▶ [EXCERPT]:
*****
Kathy: Hello, everyone. We are once again, talking with child psychologist, Dr. Connie Eslinger about the importance of fostering creativity in our children. Welcome back to part three of our chat Connie.
Connie: It is so good to be back Kathy.
Kathy: Today we are discussing some creative ways to engage your child, especially your preschool child, through block play.
Now, today I just finished cleaning out our toys and believe it or not, the one set of toys that my youngest daughter did not want to get rid of was all of her blocks. She has shape blocks and alphabet blocks and long blocks and she wanted to keep all of them. And I think today’s episode is really going to kind of explain why.
So let’s go ahead and get started. How does block play facilitate creative thinking in children?
Connie: Let me start by saying that preschool children need lots of time for free play. Free play is any type of play that’s of course, free, and it just allows your child to express himself or herself. We all know that play is such an essential part of learning and opportunities for creative play should be a part of your child’s daily routine, especially when they’re in preschool.
They just need time to experiment and that’s how they learn. A great way to encourage creative thinking is with construction toys. There are a lot of different types of construction toys like bristle blocks or Legos or Lincoln Logs. And you might have them in your house. But early childhood educators, myself included, believe that every child really needs an opportunity for creative play with blocks, especially wooden blocks.
*****
▶ [AVAILABLE DATA]:
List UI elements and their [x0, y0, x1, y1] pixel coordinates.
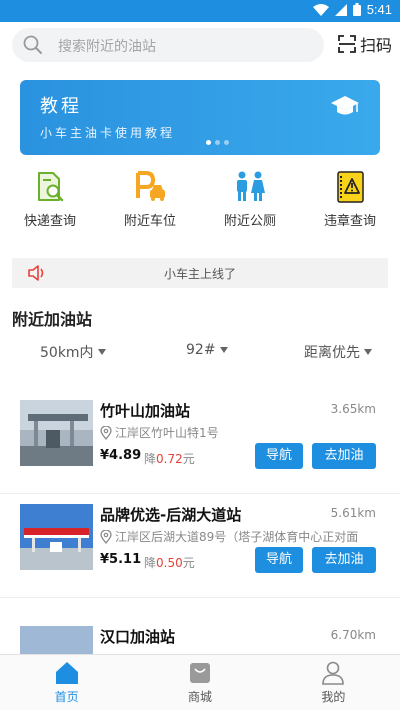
*****
▶ [WRITTEN INSTRUCTION 1]:
In the block play interview, could you rewrite everything from "Now, today I" down to "they’re in preschool.", swapping "preschool" for "kindergarten"?
▶ [WRITTEN INSTRUCTION 2]:
Which toys does Connie name as examples of the different types of construction toys in the block play interview?

▶ [WRITTEN SOLUTION 1]:
Now, today I just finished cleaning out our toys and believe it or not, the one set of toys that my youngest daughter did not want to get rid of was all of her blocks. She has shape blocks and alphabet blocks and long blocks and she wanted to keep all of them. And I think today’s episode is really going to kind of explain why.
So let’s go ahead and get started. How does block play facilitate creative thinking in children?
Connie: Let me start by saying that kindergarten children need lots of time for free play. Free play is any type of play that’s of course, free, and it just allows your child to express himself or herself. We all know that play is such an essential part of learning and opportunities for creative play should be a part of your child’s daily routine, especially when they’re in kindergarten.

▶ [WRITTEN SOLUTION 2]:
Bristle blocks, Legos, and Lincoln Logs.